Source document Start Marker
Daedalus

joined 1 year ago
[–] [email protected] 10 points 1 year ago* (last edited 1 year ago)

Also the constant shelling of civilian population in Kherson ever since they've been pushed out. You know, the Kherson they say is part of Russia. (Same with Zaporizhia).

And they're not treating people of occupied territories as 'their people' anyway - no free movement with Russia itself.

(Also, you can't destroy a dam like this by 'shelling'. It takes a very big bomb or intentional demolition to do that, and Russians have been controlling the dam for a long time.)

EDIT: and they're shelling Kherson right now as evacuation is taking place.

[–] [email protected] 3 points 1 year ago
  • X series - most complicated spacesims in existence (nothing realistic though)
  • Stellaris
  • Imperium Galactica 1 - a super-complicated 4x space DOS game - think Stellaris + SimCity + Command & Conquer
  • An obscure unpopular old game - Battle Isle: the Andosia War - or as one reviewer roughly said: "they must have had a board where everyone who came up with an idea got a golden piggie - it would work as 3 games: Battle Isle, Economy Isle, and Energypipe Isle, but this is just too much". Basically a turn-based but real-time strategy game (unit movement is turn-based, you can end your turn at any time but... resource extraction is real-time and if you run out of energy and water simultaneously you can't cool your power plant and you can't power your pumps). Also maintaining a supply-line behind your advancing army.
[–] [email protected] 1 points 1 year ago

As another steam deck user (~1 year of 1-4h daily usage):

performance/compatibility:

  • modern AAA games can be played but expect low settings and 30FPS. I don't play many of those so it's not a problem
  • indies work, with good battery life
  • old PC games work well, e.g. Fallout 2 on Steam out of the box - the trackpads are important here to replace mouse. Don't expect to play a micro-heavy RTS though.
  • AAA games from 2012-2020 (~PS4 generation) work with good enough battery life for my commute (~1+1h)
  • setup of emulators is trivial with EmuDeck
  • switch emulation works (a recent yuzu update bumped performance to 'as good as switch' for almost everything.
Source document End Marker
Tasks to carry out –
1) Copy the passage of the forum comments between "(Also, you can't" and "is taking place.", inclusive.
2) In the forum comments, which tool is said to make setting up emulators trivial?
3) Pick up the forum comments about the Steam Deck and games from where they stop, and keep writing.
Extracted entries Start Marker
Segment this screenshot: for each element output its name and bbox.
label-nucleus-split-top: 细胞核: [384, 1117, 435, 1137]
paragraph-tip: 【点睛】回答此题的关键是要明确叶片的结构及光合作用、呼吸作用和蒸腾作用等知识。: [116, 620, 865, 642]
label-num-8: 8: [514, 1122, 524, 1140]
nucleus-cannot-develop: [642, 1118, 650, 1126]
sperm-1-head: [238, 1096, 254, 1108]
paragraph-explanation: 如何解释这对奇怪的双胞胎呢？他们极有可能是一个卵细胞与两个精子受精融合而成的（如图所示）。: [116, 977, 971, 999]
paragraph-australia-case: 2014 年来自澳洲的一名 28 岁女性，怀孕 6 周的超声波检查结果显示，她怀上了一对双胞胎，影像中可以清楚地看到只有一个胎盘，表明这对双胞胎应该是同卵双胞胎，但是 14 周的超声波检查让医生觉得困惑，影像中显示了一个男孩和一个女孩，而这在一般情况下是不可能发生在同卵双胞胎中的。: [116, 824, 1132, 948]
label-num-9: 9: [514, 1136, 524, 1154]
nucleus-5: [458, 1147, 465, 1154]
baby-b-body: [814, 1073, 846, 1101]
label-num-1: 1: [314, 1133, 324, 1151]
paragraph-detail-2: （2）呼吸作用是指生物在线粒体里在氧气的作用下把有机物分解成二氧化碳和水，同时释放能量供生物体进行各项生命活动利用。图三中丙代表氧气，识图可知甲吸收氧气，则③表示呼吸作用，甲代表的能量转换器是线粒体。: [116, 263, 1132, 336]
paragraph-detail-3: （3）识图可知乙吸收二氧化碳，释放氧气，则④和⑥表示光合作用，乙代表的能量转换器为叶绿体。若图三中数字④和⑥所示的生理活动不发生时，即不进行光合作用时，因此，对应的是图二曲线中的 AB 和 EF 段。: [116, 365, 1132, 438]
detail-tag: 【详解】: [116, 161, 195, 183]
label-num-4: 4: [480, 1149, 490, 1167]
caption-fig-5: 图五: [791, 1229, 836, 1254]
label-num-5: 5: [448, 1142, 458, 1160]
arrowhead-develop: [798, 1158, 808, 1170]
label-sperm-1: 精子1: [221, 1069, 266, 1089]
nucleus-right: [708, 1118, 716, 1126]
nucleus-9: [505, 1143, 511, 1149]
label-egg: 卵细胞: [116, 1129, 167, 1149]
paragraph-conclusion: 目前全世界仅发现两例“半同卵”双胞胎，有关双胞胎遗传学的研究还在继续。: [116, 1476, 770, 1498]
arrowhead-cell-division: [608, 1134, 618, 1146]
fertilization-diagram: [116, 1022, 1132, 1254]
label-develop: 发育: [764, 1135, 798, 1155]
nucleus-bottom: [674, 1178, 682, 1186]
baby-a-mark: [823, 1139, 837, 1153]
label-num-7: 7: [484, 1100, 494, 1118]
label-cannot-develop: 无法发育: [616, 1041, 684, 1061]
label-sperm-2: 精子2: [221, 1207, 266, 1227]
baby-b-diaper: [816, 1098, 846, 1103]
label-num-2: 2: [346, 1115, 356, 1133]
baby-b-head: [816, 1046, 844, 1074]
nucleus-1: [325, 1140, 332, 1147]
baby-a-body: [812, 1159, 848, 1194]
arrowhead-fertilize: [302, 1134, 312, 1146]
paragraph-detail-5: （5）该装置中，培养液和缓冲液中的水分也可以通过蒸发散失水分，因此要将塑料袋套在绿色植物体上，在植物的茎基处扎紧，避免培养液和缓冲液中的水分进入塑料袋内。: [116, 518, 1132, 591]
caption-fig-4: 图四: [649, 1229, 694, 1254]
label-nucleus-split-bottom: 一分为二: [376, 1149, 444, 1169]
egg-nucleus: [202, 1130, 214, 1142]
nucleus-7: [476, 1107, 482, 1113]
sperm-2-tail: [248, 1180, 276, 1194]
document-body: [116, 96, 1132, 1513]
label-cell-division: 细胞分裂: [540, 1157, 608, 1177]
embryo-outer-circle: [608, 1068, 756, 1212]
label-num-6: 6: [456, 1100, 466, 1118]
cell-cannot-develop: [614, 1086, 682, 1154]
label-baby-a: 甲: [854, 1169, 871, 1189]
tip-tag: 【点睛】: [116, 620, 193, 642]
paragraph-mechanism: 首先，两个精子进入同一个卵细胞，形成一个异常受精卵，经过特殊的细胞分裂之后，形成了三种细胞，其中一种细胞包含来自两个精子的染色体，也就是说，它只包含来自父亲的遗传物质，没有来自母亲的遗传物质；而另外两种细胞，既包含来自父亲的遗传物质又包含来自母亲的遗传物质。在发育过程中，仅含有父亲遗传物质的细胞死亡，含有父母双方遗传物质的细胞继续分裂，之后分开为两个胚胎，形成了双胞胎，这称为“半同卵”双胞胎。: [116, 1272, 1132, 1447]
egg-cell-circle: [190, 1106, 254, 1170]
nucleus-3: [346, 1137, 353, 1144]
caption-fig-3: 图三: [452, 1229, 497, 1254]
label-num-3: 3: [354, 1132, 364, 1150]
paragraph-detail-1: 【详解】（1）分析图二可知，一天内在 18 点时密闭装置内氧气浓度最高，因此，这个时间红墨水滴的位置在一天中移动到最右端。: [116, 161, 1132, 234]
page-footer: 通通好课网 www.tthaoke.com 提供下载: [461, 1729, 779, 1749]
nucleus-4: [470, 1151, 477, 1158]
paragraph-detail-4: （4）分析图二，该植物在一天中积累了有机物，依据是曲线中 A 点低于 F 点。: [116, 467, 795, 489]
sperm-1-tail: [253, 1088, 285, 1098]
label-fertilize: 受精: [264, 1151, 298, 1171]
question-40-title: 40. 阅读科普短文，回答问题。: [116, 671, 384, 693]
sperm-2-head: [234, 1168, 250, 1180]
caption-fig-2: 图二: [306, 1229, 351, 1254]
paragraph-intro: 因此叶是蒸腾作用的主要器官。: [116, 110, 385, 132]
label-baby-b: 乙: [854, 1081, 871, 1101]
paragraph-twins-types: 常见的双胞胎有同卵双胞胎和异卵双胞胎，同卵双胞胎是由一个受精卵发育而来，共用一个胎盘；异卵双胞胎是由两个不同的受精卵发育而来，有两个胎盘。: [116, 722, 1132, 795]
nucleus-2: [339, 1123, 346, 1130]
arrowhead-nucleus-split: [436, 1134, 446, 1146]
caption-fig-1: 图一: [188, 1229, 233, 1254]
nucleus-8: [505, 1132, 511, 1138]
Extracted entries End Marker
Results –
1)
(Also, you can't destroy a dam like this by 'shelling'. It takes a very big bomb or intentional demolition to do that, and Russians have been controlling the dam for a long time.)

EDIT: and they're shelling Kherson right now as evacuation is taking place.

2) EmuDeck

3)
  • PS2, PSP, Wii (and everything older) emulation works, but don't expect PS3 to work
  • most multiplayer games with anticheat don't work
  • modding windows games (outside those with Steam Workshop support) is impractical, you need to go into desktop mode and mess with the particular proton 'bottle' for that game
  • adding third-party games is easy (add the game's binary to steam and tell it which Proton to use)

ergonomics/size:

  • it's big, not laptop big, but a backpack is the most practical way to carry it (I carry it with my work laptop)
  • It's really comfortable to hold - personally it's more comfortable than my Logitech F710 (controller) - but I have big hands

reliability/stability:

  • no SW issues so far, good cadence of updates
  • no analog stick drift so far
  • no measurable battery degradation so far

hardware:

  • not the easiest device to take apart (e.g. if you want to upgrade the SSD)

other:

  • a good big uSD card may be preferable to buying the most expensive model, I have e.g. Witcher 3 on an uSD card and loading is (subjectively) fast enough.
  • steam has per-game controller schemes which you can download from other users, this is especially convenient for strategy games where there's no 'common scheme'
  • you can set screen refresh rate and FPS limit per-game, e.g. for turn-based games I go way down with FPS (~20) to save battery
  • people complain about the screen, IMO it's comparable with any 'normal', non-OLED monitor

There's also a considerable dev community around Steam Deck, e.g. decky-loader for plugins, and already mentioned EmuDeck.